The Roots of U.S. Work Culture—and Why the American Dream Is So Difficult to Achieve Today

A new book examines the evolution of the American workplace, interrogating the idea that hard work is enough to ensure success

Parking lot of the McDonald's museum
“In postwar America, fast food was seen as a ladder to the middle class,” says journalist and author Adam Chandler. “If you were part of a familiar chain, banks were willing to lend you money, and people would come to your establishment right away because you were a proven entity.” Tim Boyle / Newsmakers

When a colleague asked Thomas Edison how he’d made so many huge advances in everything from light bulbs to recording technology to botany, the inventor insisted that he’d simply put in the hours. “I tell you, genius is hard work, stick-to-it-iveness and common sense,” Edison reportedly said. Today, many of us are familiar with a pithier version of this adage: “Genius is 1 percent inspiration and 99 percent perspiration.”

A new book from journalist and author Adam Chandler, titled 99% Perspiration: A New Working History of the American Way of Life, picks up where Edison’s declaration left off. The American dream once promised health, wealth and wisdom to people from every class and ethnic background—as long as they were willing to put in the effort. But times have changed, and for vast numbers of Americans, perspiration is no longer a guarantee of survival.

99% Perspiration: A New Working History of the American Way of Life

An enlightening and entertaining interrogation of the myth of American self-reliance and the idea of hard work as destiny

Throughout his book, Chandler looks back at some of our most cherished national myths about work, from the ethics of the Puritans to stories about burger-flipping teenagers who rose through the ranks at McDonald’s. The popular aphorism about “early to bed, early to rise” hits differently at a time when so many Americans struggle to put food on the table, even when they start one shift at the crack of dawn and end another shift late at night. As Heather Hahn, an expert at the Urban Institute, tells Chandler, “You might need multiple jobs because your income is unpredictable, but it’s hard to be available for more than one job when you don’t know what your schedule is going to be.”

As Chandler travels across the United States—talking with laborers, pastors, teachers and policy makers—he offers a hopeful vision for restoring the lost American dream. He urges people to have more meaningful conversations, to think like citizens instead of individuals, and to develop service programs that show young people how different kinds of Americans work and live. When it comes to myths about hard work, he writes, “the answer isn’t to give up on these values; it is to finally make them true.”

To mark 99% Perspiration’s release on January 7, Smithsonian editor Jennie Rothenberg Gritz spoke to Chandler about the past, present and future of the American workplace. Read a condensed and edited version of the conversation below.

[YOUR GOAL] Proceed with the article about American work culture and the American dream, starting right after its final sentence. The items that follow play no part in the work.

(Box coordinate listings)
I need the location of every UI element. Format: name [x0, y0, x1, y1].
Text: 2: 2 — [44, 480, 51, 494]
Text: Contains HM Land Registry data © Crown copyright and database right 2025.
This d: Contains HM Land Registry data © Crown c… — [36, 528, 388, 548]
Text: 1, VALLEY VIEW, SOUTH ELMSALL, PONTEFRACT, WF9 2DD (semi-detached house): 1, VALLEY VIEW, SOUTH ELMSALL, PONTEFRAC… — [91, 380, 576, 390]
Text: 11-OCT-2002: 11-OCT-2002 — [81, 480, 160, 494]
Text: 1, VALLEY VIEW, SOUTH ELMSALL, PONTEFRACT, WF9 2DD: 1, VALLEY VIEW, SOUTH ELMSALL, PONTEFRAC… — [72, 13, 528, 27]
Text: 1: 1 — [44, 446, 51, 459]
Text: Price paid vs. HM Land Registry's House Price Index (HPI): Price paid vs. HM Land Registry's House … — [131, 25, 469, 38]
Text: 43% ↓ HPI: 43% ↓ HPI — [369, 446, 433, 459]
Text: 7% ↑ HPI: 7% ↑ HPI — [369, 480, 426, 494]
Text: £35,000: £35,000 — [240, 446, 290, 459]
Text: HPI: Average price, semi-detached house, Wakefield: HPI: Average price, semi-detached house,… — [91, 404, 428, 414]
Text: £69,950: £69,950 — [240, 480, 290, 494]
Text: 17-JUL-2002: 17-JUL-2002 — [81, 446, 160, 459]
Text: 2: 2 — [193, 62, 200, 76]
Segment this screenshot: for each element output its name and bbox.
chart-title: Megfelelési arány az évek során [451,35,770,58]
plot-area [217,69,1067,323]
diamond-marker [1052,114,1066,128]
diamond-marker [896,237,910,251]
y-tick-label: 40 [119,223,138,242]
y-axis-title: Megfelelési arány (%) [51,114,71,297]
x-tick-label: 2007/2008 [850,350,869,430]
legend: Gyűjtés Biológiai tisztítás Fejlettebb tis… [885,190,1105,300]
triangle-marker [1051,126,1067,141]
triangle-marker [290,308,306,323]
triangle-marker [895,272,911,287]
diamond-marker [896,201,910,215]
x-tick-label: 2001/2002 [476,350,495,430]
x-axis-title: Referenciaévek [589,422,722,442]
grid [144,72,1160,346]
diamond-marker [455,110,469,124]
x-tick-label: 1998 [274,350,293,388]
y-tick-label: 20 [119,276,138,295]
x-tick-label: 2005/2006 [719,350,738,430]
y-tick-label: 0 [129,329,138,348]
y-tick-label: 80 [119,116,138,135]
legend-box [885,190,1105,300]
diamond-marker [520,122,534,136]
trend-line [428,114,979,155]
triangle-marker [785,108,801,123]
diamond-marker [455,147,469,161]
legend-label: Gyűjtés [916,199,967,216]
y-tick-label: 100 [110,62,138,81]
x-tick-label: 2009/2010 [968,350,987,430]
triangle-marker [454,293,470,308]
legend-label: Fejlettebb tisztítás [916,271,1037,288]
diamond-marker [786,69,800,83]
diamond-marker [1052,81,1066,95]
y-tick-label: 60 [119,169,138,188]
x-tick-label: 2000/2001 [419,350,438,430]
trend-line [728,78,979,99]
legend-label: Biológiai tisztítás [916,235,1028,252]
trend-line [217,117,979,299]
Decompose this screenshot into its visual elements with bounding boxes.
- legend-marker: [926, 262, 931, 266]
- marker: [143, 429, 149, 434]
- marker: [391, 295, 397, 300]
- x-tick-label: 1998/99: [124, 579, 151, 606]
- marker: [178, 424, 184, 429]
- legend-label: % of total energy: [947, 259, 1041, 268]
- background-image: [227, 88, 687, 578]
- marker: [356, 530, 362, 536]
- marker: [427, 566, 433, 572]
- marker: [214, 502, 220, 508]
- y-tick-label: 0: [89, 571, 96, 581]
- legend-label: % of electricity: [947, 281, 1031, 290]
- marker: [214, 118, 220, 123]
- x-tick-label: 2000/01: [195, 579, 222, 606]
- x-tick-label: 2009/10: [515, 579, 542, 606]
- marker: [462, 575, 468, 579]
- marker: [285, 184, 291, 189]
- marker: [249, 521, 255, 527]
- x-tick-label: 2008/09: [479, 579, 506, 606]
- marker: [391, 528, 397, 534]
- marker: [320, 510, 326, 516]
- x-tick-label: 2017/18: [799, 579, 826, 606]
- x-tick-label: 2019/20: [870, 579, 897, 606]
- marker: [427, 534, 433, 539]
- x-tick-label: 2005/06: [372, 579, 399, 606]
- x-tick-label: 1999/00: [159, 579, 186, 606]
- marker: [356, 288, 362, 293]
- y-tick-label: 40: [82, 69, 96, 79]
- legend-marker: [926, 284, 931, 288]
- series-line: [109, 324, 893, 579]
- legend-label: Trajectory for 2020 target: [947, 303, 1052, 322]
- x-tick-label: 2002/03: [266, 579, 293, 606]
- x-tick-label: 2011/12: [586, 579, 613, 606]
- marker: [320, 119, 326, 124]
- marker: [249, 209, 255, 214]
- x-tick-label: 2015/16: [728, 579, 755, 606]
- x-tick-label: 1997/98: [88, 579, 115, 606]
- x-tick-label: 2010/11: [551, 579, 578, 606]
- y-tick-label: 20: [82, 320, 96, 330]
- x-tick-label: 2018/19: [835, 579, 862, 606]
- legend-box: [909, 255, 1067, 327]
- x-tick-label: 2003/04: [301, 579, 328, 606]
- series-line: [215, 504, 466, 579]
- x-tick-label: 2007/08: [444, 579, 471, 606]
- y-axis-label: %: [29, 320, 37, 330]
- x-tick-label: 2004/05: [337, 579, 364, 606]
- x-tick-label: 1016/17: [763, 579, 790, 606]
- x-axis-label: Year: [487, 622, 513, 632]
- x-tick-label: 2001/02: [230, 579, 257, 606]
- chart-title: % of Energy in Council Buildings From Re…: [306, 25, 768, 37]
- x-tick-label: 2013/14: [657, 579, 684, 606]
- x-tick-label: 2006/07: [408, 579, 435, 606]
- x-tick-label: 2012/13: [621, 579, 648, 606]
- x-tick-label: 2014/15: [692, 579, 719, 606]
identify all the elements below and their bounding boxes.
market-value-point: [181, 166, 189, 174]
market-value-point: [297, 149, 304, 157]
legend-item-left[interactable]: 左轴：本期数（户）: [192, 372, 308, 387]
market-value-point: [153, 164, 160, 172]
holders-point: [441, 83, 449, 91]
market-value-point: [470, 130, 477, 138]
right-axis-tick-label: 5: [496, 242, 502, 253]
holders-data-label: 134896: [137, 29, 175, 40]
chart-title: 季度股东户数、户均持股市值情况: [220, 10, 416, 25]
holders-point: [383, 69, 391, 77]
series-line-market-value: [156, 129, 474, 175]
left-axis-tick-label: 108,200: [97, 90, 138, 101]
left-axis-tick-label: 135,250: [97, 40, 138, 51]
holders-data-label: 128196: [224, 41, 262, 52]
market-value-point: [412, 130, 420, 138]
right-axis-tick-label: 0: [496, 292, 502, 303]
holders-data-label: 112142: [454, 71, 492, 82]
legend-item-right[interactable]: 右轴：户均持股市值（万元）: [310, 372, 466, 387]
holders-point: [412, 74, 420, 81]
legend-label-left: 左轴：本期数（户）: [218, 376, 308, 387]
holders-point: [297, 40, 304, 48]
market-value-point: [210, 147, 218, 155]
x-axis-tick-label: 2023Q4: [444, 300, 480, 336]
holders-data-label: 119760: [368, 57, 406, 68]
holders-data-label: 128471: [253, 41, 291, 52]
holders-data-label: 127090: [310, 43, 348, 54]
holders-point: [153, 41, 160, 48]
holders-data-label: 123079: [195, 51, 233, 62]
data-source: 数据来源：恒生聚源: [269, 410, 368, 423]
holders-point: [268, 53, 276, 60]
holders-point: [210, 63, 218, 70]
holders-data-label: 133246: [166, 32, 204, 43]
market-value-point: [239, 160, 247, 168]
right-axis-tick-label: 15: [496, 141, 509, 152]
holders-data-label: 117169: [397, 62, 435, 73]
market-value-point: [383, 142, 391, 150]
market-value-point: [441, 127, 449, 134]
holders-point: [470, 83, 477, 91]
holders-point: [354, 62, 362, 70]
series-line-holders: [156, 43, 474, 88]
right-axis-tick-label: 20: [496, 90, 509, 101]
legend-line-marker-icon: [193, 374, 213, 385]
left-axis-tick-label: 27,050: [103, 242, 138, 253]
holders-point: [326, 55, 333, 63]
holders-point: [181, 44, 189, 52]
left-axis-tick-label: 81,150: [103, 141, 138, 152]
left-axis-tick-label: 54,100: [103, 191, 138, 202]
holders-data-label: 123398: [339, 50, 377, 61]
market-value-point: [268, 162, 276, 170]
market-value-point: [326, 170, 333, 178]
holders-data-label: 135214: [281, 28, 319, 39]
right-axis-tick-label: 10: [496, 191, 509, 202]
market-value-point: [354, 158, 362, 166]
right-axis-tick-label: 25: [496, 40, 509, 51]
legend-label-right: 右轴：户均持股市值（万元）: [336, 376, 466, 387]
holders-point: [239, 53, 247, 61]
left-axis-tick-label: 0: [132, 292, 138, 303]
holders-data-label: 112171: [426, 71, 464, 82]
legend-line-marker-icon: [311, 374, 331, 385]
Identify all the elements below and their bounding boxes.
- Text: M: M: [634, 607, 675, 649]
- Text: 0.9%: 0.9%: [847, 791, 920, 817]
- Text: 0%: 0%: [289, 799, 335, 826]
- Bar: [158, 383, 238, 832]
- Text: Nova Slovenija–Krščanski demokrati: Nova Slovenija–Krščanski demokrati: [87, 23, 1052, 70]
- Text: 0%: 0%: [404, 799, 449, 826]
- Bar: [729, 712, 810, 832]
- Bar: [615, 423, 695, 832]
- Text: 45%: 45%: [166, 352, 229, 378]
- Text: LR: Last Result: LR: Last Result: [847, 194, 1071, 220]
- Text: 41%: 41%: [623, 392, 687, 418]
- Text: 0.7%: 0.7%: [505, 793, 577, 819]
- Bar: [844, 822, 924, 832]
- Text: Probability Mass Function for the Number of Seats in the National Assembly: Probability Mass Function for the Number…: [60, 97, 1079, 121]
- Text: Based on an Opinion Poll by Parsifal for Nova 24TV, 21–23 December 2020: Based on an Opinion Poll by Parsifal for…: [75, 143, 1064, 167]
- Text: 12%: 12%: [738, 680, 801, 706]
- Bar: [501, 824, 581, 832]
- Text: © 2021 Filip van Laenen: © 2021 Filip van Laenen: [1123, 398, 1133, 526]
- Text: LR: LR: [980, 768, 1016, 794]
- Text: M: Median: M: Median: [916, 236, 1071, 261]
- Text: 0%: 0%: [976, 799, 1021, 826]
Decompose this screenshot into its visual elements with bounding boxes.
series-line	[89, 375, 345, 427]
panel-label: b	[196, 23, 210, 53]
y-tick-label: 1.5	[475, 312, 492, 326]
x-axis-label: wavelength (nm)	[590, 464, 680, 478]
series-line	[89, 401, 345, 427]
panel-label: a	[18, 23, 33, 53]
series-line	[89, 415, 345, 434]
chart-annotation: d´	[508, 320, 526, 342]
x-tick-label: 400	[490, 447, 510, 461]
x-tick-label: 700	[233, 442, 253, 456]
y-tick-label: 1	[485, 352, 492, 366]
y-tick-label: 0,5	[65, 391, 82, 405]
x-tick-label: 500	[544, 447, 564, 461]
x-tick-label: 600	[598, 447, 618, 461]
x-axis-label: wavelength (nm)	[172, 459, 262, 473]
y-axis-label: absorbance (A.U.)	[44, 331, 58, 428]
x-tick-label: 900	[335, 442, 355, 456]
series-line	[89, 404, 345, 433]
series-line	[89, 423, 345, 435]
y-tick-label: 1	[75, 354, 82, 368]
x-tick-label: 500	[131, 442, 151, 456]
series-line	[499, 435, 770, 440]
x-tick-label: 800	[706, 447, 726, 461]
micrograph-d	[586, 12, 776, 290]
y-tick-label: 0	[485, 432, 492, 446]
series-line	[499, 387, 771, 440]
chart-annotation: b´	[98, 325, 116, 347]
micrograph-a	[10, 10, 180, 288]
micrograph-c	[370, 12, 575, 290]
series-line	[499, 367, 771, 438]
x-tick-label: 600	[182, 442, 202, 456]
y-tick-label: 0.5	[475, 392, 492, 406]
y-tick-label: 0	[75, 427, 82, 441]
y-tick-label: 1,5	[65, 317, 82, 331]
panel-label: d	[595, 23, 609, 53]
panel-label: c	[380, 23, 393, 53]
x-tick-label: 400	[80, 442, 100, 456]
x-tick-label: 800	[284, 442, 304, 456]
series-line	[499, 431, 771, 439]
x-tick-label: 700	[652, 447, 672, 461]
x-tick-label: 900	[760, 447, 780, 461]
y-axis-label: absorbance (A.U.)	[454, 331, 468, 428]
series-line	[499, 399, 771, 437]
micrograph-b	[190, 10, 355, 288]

[FINAL ANSWER]
Pilgrims Going to Church, George Henry Boughton, 1867
Pilgrims Going to Church, George Henry Boughton, 1867 Public domain via Wikimedia Commons

The way Americans think about hard work goes all the way back to the Puritans. Why has this mind-set had so much staying power?

The Puritans came from a system where people were born with titles and didn’t really do anything to earn them. They were able to be wealthy and powerful just by virtue of their birth. They were looking for a way of life that was separate from the powers of the Old World. That’s why, in the U.S., we limit and ban titles of nobility. We weren’t going to carry this system over. So upward mobility became the calling card of American life.

You wrote in the introduction that you first started really thinking about the limits of upward mobility while you were writing your first book, Drive-Thru Dreams: A Journey Through the Heart of America’s Fast-Food Kingdom.

That was the kind of aha moment for me. In fast food, you meet people who have amazing success stories—“I started out in this industry when I was 15, and I wasn’t getting paid much, but I worked hard and I worked late, and I worked my way up. Now here I am. And anyone else could do this, too.” That’s the American dream, and it’s particularly stark in fast food because it opens that trajectory for people who otherwise might not have had those opportunities. But now it’s not so easy to ascend those ranks, based on what the wages are like and the rising cost of living.

Drive-Thru Dreams: A Journey Through the Heart of America's Fast-Food Kingdom

An exploration of the inseparable link between fast food and American life

Was there really a time when any kid could go from flipping burgers to owning several restaurant franchises?

In postwar America, fast food was seen as a ladder to the middle class, especially for people of color who had a harder time getting lines of credit. If you were part of a familiar chain, banks were willing to lend you money, and people would come to your establishment right away because you were a proven entity.

One of the big tropes in fast food is that Ray Kroc, the head honcho of McDonald’s, made more millionaires than anyone else in America. But fast-food restaurants are everywhere now. The market is saturated. And the average worker isn’t a teenager working for pocket money. The average worker is 26 years old and probably has some debt and some dependents. Meanwhile, the franchising costs are out of control. You’re stuck between paying fees to a big company and managing a staff. You’re told to limit the amount of money you pay your employees by keeping them below 40 hours a week, and there’s a lot of turnover because of that. The scheduling is unpredictable, and the jobs are unsustainable. It’s not the heady old days. This is true in a lot of industries.

You and I both come from immigrant families that were very upwardly mobile over just a couple of generations. Would you say that immigrants can prove the viability of the American dream—that they work hard and then see their kids reap the rewards?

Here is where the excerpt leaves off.